*Task to complete:* Reproduce every entry exactly, without alteration.

───── Dataset extract ─────

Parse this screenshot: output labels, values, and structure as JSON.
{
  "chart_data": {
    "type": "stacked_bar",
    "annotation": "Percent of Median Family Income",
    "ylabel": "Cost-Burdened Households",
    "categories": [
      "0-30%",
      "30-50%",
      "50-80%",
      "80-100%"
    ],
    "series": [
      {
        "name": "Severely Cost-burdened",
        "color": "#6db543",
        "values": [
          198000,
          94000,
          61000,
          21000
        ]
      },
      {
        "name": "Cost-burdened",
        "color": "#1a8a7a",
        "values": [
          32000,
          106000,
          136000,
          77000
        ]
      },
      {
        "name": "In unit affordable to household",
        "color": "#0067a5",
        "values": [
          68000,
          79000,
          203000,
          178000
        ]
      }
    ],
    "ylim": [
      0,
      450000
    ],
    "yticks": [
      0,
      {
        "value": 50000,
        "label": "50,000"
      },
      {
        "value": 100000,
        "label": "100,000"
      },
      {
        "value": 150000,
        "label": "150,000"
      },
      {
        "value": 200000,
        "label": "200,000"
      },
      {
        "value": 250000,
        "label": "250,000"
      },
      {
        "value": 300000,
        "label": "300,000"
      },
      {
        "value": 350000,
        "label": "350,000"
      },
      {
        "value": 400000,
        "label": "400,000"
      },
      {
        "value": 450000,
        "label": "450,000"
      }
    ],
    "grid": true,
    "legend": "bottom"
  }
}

─────

*Solution:*
Parse this screenshot: output labels, values, and structure as JSON.
{
  "chart_data": {
    "type": "stacked_bar",
    "annotation": "Percent of Median Family Income",
    "ylabel": "Cost-Burdened Households",
    "categories": [
      "0-30%",
      "30-50%",
      "50-80%",
      "80-100%"
    ],
    "series": [
      {
        "name": "Severely Cost-burdened",
        "color": "#6db543",
        "values": [
          198000,
          94000,
          61000,
          21000
        ]
      },
      {
        "name": "Cost-burdened",
        "color": "#1a8a7a",
        "values": [
          32000,
          106000,
          136000,
          77000
        ]
      },
      {
        "name": "In unit affordable to household",
        "color": "#0067a5",
        "values": [
          68000,
          79000,
          203000,
          178000
        ]
      }
    ],
    "ylim": [
      0,
      450000
    ],
    "yticks": [
      0,
      {
        "value": 50000,
        "label": "50,000"
      },
      {
        "value": 100000,
        "label": "100,000"
      },
      {
        "value": 150000,
        "label": "150,000"
      },
      {
        "value": 200000,
        "label": "200,000"
      },
      {
        "value": 250000,
        "label": "250,000"
      },
      {
        "value": 300000,
        "label": "300,000"
      },
      {
        "value": 350000,
        "label": "350,000"
      },
      {
        "value": 400000,
        "label": "400,000"
      },
      {
        "value": 450000,
        "label": "450,000"
      }
    ],
    "grid": true,
    "legend": "bottom"
  }
}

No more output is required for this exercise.